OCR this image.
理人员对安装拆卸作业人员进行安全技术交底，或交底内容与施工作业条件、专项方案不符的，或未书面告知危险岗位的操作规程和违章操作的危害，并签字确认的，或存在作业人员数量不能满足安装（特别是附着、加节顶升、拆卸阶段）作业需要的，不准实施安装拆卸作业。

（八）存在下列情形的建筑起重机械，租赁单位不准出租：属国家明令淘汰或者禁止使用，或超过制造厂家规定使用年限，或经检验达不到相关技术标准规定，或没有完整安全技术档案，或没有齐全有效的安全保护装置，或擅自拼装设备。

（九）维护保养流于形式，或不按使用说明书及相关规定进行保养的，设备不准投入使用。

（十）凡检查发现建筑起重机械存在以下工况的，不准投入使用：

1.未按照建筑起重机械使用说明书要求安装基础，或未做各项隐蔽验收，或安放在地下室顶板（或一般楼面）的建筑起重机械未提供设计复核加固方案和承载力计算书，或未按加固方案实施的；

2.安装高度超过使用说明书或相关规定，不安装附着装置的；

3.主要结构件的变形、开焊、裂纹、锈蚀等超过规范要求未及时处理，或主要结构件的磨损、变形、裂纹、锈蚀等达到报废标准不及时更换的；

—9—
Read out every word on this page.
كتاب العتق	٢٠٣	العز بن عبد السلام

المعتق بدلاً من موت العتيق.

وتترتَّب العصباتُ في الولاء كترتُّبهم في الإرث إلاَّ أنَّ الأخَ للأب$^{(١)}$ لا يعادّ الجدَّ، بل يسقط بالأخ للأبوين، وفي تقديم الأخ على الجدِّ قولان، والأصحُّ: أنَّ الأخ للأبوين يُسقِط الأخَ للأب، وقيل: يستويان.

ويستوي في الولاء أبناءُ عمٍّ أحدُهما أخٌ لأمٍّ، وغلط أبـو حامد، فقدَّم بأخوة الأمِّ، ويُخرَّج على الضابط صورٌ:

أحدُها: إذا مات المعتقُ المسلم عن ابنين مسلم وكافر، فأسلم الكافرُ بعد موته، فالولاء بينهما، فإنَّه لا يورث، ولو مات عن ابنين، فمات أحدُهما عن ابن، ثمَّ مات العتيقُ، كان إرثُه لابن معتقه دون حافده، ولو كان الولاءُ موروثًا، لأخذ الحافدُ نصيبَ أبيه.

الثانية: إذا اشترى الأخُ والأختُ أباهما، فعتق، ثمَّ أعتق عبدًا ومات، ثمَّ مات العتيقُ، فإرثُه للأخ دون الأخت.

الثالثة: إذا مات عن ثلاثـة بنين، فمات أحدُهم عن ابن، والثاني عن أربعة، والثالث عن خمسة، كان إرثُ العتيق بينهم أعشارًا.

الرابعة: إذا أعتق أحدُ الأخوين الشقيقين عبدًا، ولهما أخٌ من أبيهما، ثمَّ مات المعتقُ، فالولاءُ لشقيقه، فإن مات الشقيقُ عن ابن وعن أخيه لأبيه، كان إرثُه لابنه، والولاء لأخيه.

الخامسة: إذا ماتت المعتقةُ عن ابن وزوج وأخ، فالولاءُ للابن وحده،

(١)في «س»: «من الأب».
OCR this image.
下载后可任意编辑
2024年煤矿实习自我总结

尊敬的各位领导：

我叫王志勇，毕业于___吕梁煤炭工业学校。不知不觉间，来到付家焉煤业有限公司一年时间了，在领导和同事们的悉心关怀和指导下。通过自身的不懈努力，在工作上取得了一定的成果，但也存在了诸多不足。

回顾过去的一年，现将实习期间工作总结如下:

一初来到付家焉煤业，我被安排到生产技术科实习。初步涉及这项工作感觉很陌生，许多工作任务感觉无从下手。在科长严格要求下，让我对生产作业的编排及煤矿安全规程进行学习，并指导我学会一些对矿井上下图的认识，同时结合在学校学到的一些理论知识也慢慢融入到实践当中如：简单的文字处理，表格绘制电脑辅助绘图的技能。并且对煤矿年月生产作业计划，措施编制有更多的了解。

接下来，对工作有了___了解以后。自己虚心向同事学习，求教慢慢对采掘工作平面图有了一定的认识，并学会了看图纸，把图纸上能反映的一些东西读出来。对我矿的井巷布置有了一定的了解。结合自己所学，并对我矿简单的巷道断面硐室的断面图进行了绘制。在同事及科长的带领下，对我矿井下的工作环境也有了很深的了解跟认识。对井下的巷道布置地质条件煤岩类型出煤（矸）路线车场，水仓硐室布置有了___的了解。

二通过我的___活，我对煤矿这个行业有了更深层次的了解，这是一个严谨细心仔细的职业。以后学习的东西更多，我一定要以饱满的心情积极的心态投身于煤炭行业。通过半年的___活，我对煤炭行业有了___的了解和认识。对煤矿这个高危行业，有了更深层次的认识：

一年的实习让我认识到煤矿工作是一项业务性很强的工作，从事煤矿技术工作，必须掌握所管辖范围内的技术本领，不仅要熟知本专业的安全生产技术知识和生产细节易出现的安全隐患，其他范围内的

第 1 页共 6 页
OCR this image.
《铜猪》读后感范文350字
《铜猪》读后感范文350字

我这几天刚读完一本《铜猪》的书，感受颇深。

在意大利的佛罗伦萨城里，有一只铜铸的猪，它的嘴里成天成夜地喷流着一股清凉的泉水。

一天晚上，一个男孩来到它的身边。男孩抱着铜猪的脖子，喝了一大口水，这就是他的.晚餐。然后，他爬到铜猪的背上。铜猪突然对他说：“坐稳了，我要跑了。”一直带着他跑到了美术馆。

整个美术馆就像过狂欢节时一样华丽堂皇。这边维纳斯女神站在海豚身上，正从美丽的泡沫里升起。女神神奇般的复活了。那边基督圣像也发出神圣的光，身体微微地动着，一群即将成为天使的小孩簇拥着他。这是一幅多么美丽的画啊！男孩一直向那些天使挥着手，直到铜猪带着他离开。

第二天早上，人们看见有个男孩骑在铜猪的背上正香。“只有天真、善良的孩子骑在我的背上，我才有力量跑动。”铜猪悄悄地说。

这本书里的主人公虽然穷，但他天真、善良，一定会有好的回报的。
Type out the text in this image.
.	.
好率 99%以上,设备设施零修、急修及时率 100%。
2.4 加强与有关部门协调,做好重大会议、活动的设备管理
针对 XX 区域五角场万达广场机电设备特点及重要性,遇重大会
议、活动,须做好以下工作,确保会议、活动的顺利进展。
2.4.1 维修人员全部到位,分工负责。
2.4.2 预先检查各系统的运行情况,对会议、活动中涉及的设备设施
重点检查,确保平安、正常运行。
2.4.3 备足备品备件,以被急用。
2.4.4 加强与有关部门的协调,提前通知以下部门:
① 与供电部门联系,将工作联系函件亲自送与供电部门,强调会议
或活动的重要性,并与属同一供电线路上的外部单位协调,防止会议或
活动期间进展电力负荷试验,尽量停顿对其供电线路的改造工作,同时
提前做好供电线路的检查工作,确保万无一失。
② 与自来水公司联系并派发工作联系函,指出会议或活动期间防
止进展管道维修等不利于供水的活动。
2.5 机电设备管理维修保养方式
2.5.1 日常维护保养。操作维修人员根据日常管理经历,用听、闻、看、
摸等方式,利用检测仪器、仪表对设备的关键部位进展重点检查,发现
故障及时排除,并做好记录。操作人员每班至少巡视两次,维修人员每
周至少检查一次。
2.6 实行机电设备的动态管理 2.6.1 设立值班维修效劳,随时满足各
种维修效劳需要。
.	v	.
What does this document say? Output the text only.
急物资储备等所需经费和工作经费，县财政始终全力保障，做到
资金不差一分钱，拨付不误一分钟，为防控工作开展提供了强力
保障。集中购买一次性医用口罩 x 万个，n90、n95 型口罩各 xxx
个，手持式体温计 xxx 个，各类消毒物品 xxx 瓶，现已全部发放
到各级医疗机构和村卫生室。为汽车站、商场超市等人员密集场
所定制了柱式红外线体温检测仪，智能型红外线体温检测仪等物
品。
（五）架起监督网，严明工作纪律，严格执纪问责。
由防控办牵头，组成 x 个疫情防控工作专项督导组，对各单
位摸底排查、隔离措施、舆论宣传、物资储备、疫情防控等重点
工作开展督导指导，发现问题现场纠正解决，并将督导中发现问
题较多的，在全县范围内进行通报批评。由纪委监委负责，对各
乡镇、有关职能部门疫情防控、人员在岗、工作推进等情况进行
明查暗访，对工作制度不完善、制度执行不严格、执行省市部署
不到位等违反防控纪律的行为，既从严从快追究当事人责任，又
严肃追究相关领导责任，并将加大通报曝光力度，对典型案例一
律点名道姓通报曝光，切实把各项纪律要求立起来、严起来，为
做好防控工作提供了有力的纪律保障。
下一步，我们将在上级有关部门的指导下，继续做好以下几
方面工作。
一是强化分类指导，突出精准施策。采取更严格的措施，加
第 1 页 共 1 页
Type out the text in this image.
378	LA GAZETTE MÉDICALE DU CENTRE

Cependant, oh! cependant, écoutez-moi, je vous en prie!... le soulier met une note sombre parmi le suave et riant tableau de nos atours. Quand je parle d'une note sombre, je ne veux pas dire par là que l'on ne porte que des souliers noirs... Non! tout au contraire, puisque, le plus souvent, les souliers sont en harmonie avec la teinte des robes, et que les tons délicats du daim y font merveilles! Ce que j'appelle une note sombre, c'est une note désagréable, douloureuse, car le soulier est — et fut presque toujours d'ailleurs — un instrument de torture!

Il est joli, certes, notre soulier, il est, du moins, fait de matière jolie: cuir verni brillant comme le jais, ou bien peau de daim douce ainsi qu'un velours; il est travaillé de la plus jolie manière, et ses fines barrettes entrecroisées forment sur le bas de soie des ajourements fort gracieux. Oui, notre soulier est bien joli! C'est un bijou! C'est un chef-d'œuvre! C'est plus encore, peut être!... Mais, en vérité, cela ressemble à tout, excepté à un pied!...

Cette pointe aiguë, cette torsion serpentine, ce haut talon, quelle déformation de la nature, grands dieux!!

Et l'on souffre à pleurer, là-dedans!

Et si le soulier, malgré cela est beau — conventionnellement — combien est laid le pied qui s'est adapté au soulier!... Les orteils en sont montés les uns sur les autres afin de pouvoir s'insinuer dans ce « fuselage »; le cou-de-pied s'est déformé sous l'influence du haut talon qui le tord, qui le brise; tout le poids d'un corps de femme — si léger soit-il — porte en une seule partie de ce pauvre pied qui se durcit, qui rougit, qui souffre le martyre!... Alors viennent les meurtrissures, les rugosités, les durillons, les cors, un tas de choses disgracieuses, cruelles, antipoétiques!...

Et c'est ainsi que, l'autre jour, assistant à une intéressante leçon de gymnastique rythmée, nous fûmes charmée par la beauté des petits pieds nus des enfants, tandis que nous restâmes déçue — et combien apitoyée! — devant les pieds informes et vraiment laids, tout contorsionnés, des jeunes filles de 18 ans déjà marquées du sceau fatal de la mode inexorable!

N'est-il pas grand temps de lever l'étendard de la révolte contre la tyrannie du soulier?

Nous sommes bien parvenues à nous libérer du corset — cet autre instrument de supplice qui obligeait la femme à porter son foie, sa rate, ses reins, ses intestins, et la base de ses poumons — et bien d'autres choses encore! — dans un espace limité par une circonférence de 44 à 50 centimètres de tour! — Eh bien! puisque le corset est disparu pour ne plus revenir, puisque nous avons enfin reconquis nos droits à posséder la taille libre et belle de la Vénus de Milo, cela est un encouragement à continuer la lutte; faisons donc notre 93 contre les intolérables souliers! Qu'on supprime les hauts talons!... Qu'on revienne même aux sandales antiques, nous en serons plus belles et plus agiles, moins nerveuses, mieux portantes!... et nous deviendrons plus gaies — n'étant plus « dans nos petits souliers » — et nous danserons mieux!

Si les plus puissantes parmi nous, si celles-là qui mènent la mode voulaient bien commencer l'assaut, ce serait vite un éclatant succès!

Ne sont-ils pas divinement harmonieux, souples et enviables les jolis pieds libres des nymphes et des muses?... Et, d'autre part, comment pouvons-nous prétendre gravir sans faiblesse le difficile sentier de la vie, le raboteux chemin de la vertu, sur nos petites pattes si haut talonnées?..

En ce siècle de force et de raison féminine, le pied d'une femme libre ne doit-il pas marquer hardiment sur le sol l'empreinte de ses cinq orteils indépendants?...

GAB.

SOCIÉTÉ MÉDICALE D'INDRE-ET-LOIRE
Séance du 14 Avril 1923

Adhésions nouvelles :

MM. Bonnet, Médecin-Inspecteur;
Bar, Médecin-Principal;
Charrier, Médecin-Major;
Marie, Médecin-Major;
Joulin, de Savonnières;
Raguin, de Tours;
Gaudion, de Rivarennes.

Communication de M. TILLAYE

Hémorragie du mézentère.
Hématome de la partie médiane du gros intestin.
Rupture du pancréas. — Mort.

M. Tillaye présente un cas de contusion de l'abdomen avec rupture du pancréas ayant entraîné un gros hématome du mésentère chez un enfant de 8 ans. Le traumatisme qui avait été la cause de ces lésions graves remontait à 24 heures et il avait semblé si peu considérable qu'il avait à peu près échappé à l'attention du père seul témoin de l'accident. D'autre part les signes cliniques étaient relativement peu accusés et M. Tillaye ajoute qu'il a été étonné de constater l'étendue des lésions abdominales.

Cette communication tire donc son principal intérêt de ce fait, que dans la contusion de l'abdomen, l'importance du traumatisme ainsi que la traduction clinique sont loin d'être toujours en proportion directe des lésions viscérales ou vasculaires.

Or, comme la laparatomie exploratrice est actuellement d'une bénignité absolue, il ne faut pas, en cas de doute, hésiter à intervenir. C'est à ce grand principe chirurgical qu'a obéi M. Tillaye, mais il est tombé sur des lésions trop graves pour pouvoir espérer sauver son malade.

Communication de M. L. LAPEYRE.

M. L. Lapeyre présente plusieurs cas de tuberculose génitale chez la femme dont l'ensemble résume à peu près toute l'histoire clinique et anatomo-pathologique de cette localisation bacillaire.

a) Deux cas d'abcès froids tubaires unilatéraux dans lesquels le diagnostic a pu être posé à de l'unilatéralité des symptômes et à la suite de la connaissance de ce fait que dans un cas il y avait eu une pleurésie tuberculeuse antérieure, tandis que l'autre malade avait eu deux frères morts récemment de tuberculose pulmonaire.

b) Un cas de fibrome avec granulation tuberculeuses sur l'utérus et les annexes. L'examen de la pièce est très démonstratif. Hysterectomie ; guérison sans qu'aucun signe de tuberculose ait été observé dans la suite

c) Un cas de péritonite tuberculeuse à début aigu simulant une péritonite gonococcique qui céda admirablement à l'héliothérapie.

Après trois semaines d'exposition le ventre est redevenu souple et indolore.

**GOAL**
Single out each line of the records above with the string "mode" in it, and copy it.

**RESULT OF THE TASK**
Et c'est ainsi que, l'autre jour, assistant à une intéressante leçon de gymnastique rythmée, nous fûmes charmée par la beauté des petits pieds nus des enfants, tandis que nous restâmes déçue — et combien apitoyée! — devant les pieds informes et vraiment laids, tout contorsionnés, des jeunes filles de 18 ans déjà marquées du sceau fatal de la mode inexorable!
Si les plus puissantes parmi nous, si celles-là qui mènent la mode voulaient bien commencer l'assaut, ce serait vite un éclatant succès!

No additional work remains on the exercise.